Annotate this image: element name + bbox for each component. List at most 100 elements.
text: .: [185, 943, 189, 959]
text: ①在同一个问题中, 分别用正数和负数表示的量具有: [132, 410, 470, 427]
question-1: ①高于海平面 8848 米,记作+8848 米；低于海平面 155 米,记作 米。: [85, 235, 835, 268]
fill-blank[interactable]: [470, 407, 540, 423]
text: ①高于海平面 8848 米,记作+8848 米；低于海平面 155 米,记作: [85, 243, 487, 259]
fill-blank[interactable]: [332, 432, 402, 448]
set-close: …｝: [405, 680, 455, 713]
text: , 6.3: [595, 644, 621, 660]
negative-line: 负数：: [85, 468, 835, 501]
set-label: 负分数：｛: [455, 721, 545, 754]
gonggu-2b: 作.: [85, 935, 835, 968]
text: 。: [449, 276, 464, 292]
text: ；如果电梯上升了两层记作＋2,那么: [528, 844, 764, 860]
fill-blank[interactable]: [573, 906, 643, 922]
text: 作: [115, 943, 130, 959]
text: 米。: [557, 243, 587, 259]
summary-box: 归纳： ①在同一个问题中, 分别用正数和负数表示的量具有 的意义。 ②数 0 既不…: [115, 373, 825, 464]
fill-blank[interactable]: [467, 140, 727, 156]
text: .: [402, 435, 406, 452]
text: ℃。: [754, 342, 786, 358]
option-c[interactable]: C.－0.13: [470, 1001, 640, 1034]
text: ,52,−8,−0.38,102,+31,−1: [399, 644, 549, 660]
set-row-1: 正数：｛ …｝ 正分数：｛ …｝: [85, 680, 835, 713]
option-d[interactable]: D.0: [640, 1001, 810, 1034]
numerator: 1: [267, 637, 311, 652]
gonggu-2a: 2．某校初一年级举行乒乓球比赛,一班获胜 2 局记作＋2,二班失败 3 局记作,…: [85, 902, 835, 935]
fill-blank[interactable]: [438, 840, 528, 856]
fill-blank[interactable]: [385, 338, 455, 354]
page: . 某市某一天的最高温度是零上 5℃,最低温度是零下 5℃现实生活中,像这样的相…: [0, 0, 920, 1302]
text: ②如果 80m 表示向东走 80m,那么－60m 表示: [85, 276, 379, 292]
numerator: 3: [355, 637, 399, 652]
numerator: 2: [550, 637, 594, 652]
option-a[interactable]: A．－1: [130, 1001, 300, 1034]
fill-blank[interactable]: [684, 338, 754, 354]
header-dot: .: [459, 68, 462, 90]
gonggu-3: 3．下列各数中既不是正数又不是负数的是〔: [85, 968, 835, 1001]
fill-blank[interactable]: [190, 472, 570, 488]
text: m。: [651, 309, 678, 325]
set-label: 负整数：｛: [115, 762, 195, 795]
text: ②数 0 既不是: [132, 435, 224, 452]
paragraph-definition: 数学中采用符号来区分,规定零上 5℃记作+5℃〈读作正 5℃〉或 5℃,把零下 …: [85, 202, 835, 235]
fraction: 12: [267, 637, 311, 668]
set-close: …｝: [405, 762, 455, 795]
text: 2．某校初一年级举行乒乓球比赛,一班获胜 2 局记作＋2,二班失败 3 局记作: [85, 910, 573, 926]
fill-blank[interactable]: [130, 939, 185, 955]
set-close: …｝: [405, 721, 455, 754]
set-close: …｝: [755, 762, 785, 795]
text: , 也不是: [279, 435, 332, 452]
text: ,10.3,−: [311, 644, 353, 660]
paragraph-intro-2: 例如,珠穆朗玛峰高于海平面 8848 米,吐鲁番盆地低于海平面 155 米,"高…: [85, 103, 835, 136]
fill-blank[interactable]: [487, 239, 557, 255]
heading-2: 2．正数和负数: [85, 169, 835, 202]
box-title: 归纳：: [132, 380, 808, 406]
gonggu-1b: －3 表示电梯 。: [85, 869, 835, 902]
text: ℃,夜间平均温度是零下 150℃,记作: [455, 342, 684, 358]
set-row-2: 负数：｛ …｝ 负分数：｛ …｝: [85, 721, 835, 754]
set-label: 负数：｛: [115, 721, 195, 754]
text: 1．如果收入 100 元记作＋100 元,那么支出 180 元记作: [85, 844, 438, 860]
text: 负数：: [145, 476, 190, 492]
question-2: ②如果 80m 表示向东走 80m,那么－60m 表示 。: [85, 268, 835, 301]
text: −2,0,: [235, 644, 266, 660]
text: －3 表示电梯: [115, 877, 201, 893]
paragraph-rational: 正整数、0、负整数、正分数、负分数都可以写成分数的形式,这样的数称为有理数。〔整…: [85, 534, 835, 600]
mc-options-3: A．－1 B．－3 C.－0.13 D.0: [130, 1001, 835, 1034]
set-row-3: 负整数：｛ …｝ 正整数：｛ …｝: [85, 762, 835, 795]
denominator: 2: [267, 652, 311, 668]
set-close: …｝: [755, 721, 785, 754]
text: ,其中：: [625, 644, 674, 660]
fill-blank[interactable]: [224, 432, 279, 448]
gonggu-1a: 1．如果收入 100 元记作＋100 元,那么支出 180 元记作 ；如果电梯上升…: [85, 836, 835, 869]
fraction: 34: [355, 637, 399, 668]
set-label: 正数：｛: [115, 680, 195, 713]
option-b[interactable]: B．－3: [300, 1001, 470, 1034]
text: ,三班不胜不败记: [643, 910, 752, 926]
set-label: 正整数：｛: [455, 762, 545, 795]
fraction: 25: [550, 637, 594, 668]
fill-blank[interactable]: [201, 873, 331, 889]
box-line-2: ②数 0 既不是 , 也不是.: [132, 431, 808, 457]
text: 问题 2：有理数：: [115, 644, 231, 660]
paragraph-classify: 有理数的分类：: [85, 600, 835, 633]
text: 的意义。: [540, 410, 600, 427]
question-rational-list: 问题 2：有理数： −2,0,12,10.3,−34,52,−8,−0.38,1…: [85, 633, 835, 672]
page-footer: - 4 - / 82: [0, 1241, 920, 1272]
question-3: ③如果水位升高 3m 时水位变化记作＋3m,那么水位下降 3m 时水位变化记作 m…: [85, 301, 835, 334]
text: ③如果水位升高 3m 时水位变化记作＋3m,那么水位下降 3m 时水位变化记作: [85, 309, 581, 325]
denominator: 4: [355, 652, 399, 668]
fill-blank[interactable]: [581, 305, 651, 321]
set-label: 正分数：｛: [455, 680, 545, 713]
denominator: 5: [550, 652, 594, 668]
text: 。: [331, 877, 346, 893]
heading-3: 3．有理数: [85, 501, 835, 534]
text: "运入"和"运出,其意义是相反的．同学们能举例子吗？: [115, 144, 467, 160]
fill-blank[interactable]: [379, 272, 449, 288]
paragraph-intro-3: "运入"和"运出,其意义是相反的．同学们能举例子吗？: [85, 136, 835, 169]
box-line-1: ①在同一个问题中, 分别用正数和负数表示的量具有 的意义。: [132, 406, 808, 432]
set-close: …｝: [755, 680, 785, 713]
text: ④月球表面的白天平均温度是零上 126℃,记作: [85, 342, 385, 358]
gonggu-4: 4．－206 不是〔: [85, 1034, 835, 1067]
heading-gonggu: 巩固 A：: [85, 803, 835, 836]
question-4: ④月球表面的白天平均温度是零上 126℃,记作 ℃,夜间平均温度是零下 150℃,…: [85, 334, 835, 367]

##########

# [PROBLEM TO WORK ON]
Recast the records above as a Markdown table with the columns Row and Line, giving each line its own numbered row and leaving out blank lines.

# [CORRECT OUTPUT]
| Row | Line |
|---|---|
| 1 | Annotate this image: element name + bbox for each component. List at most 100 elements. |
| 2 | text: .: [185, 943, 189, 959] |
| 3 | text: ①在同一个问题中, 分别用正数和负数表示的量具有: [132, 410, 470, 427] |
| 4 | question-1: ①高于海平面 8848 米,记作+8848 米；低于海平面 155 米,记作 米。: [85, 235, 835, 268] |
| 5 | fill-blank[interactable]: [470, 407, 540, 423] |
| 6 | text: ①高于海平面 8848 米,记作+8848 米；低于海平面 155 米,记作: [85, 243, 487, 259] |
| 7 | fill-blank[interactable]: [332, 432, 402, 448] |
| 8 | set-close: …｝: [405, 680, 455, 713] |
| 9 | text: , 6.3: [595, 644, 621, 660] |
| 10 | negative-line: 负数：: [85, 468, 835, 501] |
| 11 | set-label: 负分数：｛: [455, 721, 545, 754] |
| 12 | gonggu-2b: 作.: [85, 935, 835, 968] |
| 13 | text: 。: [449, 276, 464, 292] |
| 14 | text: ；如果电梯上升了两层记作＋2,那么: [528, 844, 764, 860] |
| 15 | fill-blank[interactable]: [573, 906, 643, 922] |
| 16 | text: 作: [115, 943, 130, 959] |
| 17 | text: 米。: [557, 243, 587, 259] |
| 18 | summary-box: 归纳： ①在同一个问题中, 分别用正数和负数表示的量具有 的意义。 ②数 0 既不…: [115, 373, 825, 464] |
| 19 | fill-blank[interactable]: [467, 140, 727, 156] |
| 20 | text: .: [402, 435, 406, 452] |
| 21 | text: ℃。: [754, 342, 786, 358] |
| 22 | option-c[interactable]: C.－0.13: [470, 1001, 640, 1034] |
| 23 | text: ,52,−8,−0.38,102,+31,−1: [399, 644, 549, 660] |
| 24 | set-row-1: 正数：｛ …｝ 正分数：｛ …｝: [85, 680, 835, 713] |
| 25 | option-d[interactable]: D.0: [640, 1001, 810, 1034] |
| 26 | numerator: 1: [267, 637, 311, 652] |
| 27 | gonggu-2a: 2．某校初一年级举行乒乓球比赛,一班获胜 2 局记作＋2,二班失败 3 局记作,…: [85, 902, 835, 935] |
| 28 | fill-blank[interactable]: [438, 840, 528, 856] |
| 29 | fill-blank[interactable]: [385, 338, 455, 354] |
| 30 | page: . 某市某一天的最高温度是零上 5℃,最低温度是零下 5℃现实生活中,像这样的相…: [0, 0, 920, 1302] |
| 31 | text: ②如果 80m 表示向东走 80m,那么－60m 表示: [85, 276, 379, 292] |
| 32 | numerator: 3: [355, 637, 399, 652] |
| 33 | numerator: 2: [550, 637, 594, 652] |
| 34 | option-a[interactable]: A．－1: [130, 1001, 300, 1034] |
| 35 | fill-blank[interactable]: [684, 338, 754, 354] |
| 36 | header-dot: .: [459, 68, 462, 90] |
| 37 | gonggu-3: 3．下列各数中既不是正数又不是负数的是〔: [85, 968, 835, 1001] |
| 38 | fill-blank[interactable]: [190, 472, 570, 488] |
| 39 | text: m。: [651, 309, 678, 325] |
| 40 | set-label: 负整数：｛: [115, 762, 195, 795] |
| 41 | text: ②数 0 既不是: [132, 435, 224, 452] |
| 42 | paragraph-definition: 数学中采用符号来区分,规定零上 5℃记作+5℃〈读作正 5℃〉或 5℃,把零下 …: [85, 202, 835, 235] |
| 43 | fraction: 12: [267, 637, 311, 668] |
| 44 | set-close: …｝: [405, 762, 455, 795] |
| 45 | text: 2．某校初一年级举行乒乓球比赛,一班获胜 2 局记作＋2,二班失败 3 局记作: [85, 910, 573, 926] |
| 46 | fill-blank[interactable]: [130, 939, 185, 955] |
| 47 | set-close: …｝: [405, 721, 455, 754] |
| 48 | set-close: …｝: [755, 762, 785, 795] |
| 49 | text: , 也不是: [279, 435, 332, 452] |
| 50 | text: ,10.3,−: [311, 644, 353, 660] |
| 51 | paragraph-intro-2: 例如,珠穆朗玛峰高于海平面 8848 米,吐鲁番盆地低于海平面 155 米,"高…: [85, 103, 835, 136] |
| 52 | fill-blank[interactable]: [487, 239, 557, 255] |
| 53 | heading-2: 2．正数和负数: [85, 169, 835, 202] |
| 54 | box-title: 归纳：: [132, 380, 808, 406] |
| 55 | gonggu-1b: －3 表示电梯 。: [85, 869, 835, 902] |
| 56 | text: ℃,夜间平均温度是零下 150℃,记作: [455, 342, 684, 358] |
| 57 | set-row-2: 负数：｛ …｝ 负分数：｛ …｝: [85, 721, 835, 754] |
| 58 | set-label: 负数：｛: [115, 721, 195, 754] |
| 59 | text: 1．如果收入 100 元记作＋100 元,那么支出 180 元记作: [85, 844, 438, 860] |
| 60 | text: 负数：: [145, 476, 190, 492] |
| 61 | question-2: ②如果 80m 表示向东走 80m,那么－60m 表示 。: [85, 268, 835, 301] |
| 62 | text: −2,0,: [235, 644, 266, 660] |
| 63 | text: －3 表示电梯: [115, 877, 201, 893] |
| 64 | paragraph-rational: 正整数、0、负整数、正分数、负分数都可以写成分数的形式,这样的数称为有理数。〔整…: [85, 534, 835, 600] |
| 65 | mc-options-3: A．－1 B．－3 C.－0.13 D.0: [130, 1001, 835, 1034] |
| 66 | set-row-3: 负整数：｛ …｝ 正整数：｛ …｝: [85, 762, 835, 795] |
| 67 | denominator: 2: [267, 652, 311, 668] |
| 68 | set-close: …｝: [755, 721, 785, 754] |
| 69 | text: ,其中：: [625, 644, 674, 660] |
| 70 | fill-blank[interactable]: [224, 432, 279, 448] |
| 71 | gonggu-1a: 1．如果收入 100 元记作＋100 元,那么支出 180 元记作 ；如果电梯上升…: [85, 836, 835, 869] |
| 72 | fraction: 34: [355, 637, 399, 668] |
| 73 | set-label: 正数：｛: [115, 680, 195, 713] |
| 74 | option-b[interactable]: B．－3: [300, 1001, 470, 1034] |
| 75 | text: ,三班不胜不败记: [643, 910, 752, 926] |
| 76 | set-label: 正整数：｛: [455, 762, 545, 795] |
| 77 | fraction: 25: [550, 637, 594, 668] |
| 78 | fill-blank[interactable]: [201, 873, 331, 889] |
| 79 | box-line-2: ②数 0 既不是 , 也不是.: [132, 431, 808, 457] |
| 80 | text: 问题 2：有理数：: [115, 644, 231, 660] |
| 81 | paragraph-classify: 有理数的分类：: [85, 600, 835, 633] |
| 82 | text: 的意义。: [540, 410, 600, 427] |
| 83 | question-rational-list: 问题 2：有理数： −2,0,12,10.3,−34,52,−8,−0.38,1…: [85, 633, 835, 672] |
| 84 | page-footer: - 4 - / 82: [0, 1241, 920, 1272] |
| 85 | question-3: ③如果水位升高 3m 时水位变化记作＋3m,那么水位下降 3m 时水位变化记作 m…: [85, 301, 835, 334] |
| 86 | text: ③如果水位升高 3m 时水位变化记作＋3m,那么水位下降 3m 时水位变化记作: [85, 309, 581, 325] |
| 87 | denominator: 4: [355, 652, 399, 668] |
| 88 | fill-blank[interactable]: [581, 305, 651, 321] |
| 89 | set-label: 正分数：｛: [455, 680, 545, 713] |
| 90 | denominator: 5: [550, 652, 594, 668] |
| 91 | text: 。: [331, 877, 346, 893] |
| 92 | heading-3: 3．有理数: [85, 501, 835, 534] |
| 93 | text: "运入"和"运出,其意义是相反的．同学们能举例子吗？: [115, 144, 467, 160] |
| 94 | fill-blank[interactable]: [379, 272, 449, 288] |
| 95 | paragraph-intro-3: "运入"和"运出,其意义是相反的．同学们能举例子吗？: [85, 136, 835, 169] |
| 96 | box-line-1: ①在同一个问题中, 分别用正数和负数表示的量具有 的意义。: [132, 406, 808, 432] |
| 97 | set-close: …｝: [755, 680, 785, 713] |
| 98 | text: ④月球表面的白天平均温度是零上 126℃,记作: [85, 342, 385, 358] |
| 99 | gonggu-4: 4．－206 不是〔: [85, 1034, 835, 1067] |
| 100 | heading-gonggu: 巩固 A：: [85, 803, 835, 836] |
| 101 | question-4: ④月球表面的白天平均温度是零上 126℃,记作 ℃,夜间平均温度是零下 150℃,…: [85, 334, 835, 367] |